___ TEXT SEGMENT ___
French Roman Catholic Cardinal (c. 1315/1320 - 1388)

Angel de Grimoard (ca. 1315/1320 in Grizac, Languedoc - 13 April 1388 in Avignon), also recorded as Angelic or Anglic, was a French canon regular and a Cardinal. He was the younger brother of Pope Urban V.

== Biogrophy ==

He was born about 1315 in the Castle of Grizac, now located in the commune of Le Pont-de-Montvert, the son of William de Grimoard, Lord of Bellegarde, and of Amphélise de Montferrand. As a young man, he joined the Canons Regular of Saint Augustine at the Abbey of Saint Rufus near Valence. In 1358 he became prior of the Priory of St.-Pierre-de-Dieu. In September 1362 his older brother, the Benedictine Abbot Guillaume, was elected pope. His brother named him Bishop of Avignon that following December.

Four years later, in a consistory held at Avignon on 18 September 1366, Grimoard was created Cardinal Priest, with the title of San Pietro in Vincoli, long held by canons regular. In September 1367 he was promoted to the rank of Cardinal-Bishop of Albano. He was Papal Vicar for the administration of the Papal States from 1368 until 1371. In this office, he tried to conquer the city of Forlì, which was a Ghibelline town, but was never able to do so.

At the end of 1370, the dying Pope Urban, who had returned to Avignon after a brief stay in Rome, asked to be moved to Anglic's residence, that he might be closer to the people he loved. He died there on 19 December.
___ DATASET RECORDS ___
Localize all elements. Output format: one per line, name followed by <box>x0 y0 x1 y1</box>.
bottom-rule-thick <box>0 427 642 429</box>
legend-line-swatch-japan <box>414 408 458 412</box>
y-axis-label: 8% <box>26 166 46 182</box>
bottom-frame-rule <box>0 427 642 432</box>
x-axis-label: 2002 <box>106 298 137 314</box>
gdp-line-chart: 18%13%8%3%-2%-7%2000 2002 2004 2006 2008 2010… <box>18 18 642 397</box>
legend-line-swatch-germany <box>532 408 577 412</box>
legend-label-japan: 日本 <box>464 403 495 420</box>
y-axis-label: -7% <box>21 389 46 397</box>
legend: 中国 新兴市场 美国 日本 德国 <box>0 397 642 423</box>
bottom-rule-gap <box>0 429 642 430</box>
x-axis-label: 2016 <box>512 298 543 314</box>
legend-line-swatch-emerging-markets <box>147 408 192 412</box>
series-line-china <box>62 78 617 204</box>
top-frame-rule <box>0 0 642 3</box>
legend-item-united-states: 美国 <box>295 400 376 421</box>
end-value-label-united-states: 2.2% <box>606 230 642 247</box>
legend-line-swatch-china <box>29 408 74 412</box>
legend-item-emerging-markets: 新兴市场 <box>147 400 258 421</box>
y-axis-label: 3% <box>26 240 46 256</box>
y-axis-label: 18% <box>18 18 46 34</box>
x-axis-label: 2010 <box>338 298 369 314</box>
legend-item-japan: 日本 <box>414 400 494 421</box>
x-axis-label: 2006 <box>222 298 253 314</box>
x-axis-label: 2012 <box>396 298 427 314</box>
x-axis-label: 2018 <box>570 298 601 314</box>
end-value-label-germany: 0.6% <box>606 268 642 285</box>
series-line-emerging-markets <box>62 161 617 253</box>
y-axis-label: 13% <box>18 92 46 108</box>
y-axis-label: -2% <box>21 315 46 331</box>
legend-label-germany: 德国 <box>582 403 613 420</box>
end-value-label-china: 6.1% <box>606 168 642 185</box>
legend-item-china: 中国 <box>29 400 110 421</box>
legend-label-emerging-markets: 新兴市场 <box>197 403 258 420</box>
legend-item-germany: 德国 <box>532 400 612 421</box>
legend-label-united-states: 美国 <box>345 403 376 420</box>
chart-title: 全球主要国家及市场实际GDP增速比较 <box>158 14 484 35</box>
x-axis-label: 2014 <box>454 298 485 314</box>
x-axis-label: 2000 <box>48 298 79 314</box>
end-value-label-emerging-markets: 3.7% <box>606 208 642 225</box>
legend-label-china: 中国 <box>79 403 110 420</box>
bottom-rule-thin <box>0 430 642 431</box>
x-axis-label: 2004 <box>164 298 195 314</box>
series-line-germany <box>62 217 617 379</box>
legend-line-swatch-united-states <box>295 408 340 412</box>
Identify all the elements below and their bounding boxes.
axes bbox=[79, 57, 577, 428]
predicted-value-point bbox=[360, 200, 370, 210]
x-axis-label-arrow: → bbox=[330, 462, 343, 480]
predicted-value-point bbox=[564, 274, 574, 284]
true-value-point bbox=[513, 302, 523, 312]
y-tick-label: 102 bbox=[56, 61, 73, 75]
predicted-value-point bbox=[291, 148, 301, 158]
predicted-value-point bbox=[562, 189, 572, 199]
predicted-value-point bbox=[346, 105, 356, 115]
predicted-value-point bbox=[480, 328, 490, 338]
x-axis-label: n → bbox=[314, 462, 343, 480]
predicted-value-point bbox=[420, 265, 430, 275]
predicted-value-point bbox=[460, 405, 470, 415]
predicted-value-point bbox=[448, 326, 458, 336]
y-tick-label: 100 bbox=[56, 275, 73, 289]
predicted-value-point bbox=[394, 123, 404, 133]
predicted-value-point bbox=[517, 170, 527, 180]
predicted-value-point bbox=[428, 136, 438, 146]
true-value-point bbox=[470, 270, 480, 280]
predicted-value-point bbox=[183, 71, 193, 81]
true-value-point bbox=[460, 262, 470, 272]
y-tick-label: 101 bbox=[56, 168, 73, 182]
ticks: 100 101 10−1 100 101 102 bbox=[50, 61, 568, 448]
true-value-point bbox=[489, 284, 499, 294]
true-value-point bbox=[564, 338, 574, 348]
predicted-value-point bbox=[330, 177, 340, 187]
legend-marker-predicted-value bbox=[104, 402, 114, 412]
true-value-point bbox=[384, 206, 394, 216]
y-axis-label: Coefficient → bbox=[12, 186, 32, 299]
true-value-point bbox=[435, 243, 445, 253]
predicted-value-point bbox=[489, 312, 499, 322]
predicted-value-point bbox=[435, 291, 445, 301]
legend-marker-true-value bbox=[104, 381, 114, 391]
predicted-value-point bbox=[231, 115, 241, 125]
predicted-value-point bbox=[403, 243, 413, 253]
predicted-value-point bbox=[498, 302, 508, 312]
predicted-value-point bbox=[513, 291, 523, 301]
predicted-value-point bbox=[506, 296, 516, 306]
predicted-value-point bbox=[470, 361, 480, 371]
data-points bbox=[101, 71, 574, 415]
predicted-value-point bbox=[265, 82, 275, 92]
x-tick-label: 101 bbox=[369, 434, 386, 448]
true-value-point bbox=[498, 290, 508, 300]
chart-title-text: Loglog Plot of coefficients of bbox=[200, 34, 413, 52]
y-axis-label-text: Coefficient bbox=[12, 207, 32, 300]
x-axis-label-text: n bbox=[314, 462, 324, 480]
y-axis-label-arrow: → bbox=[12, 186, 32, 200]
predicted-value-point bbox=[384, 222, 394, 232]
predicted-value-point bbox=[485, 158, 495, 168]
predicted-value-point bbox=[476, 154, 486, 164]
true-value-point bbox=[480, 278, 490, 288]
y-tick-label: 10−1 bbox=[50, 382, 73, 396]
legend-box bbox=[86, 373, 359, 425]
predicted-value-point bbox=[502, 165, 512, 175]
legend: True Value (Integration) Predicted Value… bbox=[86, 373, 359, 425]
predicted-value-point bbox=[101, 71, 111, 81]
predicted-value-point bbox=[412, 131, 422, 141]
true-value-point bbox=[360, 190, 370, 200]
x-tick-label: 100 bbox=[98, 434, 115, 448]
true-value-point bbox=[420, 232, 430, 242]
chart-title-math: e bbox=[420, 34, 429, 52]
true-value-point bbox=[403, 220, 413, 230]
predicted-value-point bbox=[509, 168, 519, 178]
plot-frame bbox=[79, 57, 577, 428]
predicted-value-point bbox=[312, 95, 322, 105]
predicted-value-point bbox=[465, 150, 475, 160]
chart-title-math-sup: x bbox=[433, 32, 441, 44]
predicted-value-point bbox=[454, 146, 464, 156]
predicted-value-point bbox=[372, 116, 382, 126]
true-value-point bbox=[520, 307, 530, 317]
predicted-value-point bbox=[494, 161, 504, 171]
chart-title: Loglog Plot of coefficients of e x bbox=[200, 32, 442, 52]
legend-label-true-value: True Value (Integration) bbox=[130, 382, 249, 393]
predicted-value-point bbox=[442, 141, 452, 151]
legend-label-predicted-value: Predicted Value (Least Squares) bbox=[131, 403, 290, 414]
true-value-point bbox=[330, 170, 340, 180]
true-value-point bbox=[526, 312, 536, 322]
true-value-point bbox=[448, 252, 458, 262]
___
ACTIVITY LIST
a. In the text on Angel de Grimoard, which title did he receive when he was created Cardinal Priest on 18 September 1366?
b. Continue the biography of Cardinal Angel de Grimoard from its last sentence.

WRITTEN ANSWERS
a. San Pietro in Vincoli.

b.
After the ensuing conclave held in Avignon to choose the new pope, Grimoard was named archpriest of the Lateran Basilica, succeeding Cardinal Pierre Roger de Beaufort, who had been elected Pope Gregory XI. He became Dean of the Sacred College in November 1373. He chose not to return to Rome with Gregory, who returned the residence of the papacy to Rome in 1376.

After the outbreak of the Great Western Schism in 1378 he gave his allegiance to the Antipope Clement VII, in consequence of which he lost his position as Dean of the collegiate chapter of York. Cardinal Grimoard was never able to participate in either of the conclaves held during his cardinalate as he was serving in Italy when his brother died, and was in Avignon for the following one, which was held in Rome.

He authored several liturgical music compositions during his lifetime, and was the founder of several monasteries in Apt, Avignon and Montpellier. After his death on 13 April 1388, he was buried in the Abbey of Saint Rufus, his original monastery, as he had directed.